## [What you should do]
Look for the string "more" in the lines and copy each line that has it.
==== Records shown ====
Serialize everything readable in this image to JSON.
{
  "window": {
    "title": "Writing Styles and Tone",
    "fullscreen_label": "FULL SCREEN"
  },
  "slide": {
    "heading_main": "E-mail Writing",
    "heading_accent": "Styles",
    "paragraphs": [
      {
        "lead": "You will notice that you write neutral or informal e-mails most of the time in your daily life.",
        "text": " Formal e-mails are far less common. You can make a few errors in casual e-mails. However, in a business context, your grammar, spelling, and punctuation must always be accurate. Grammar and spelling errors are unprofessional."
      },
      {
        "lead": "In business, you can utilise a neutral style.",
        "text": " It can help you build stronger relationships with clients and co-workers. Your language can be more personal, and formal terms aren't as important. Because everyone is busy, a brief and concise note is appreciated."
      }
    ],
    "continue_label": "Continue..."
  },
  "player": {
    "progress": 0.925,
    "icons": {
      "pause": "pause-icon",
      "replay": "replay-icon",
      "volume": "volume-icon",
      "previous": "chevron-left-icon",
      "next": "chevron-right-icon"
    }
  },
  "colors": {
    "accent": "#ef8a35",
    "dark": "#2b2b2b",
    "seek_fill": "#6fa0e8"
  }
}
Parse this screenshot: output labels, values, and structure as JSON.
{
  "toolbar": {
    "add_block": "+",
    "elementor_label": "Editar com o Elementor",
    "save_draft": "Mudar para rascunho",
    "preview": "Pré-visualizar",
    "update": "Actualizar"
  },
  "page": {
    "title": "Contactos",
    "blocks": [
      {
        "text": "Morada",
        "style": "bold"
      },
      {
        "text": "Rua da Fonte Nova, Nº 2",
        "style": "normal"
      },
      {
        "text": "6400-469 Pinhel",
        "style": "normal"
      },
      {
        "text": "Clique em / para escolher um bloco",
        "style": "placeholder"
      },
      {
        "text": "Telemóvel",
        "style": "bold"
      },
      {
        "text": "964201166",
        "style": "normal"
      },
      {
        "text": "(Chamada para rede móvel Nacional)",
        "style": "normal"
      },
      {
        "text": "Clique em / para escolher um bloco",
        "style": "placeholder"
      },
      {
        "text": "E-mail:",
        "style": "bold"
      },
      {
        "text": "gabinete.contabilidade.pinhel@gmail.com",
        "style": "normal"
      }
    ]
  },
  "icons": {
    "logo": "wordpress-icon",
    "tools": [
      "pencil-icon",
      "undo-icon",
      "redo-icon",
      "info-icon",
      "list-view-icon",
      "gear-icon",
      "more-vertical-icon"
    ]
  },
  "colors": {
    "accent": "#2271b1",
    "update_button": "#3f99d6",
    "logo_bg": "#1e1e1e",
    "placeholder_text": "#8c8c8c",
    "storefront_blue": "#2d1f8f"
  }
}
====
## [Answer to the task]
        "text": " It can help you build stronger relationships with clients and co-workers. Your language can be more personal, and formal terms aren't as important. Because everyone is busy, a brief and concise note is appreciated."
      "more-vertical-icon"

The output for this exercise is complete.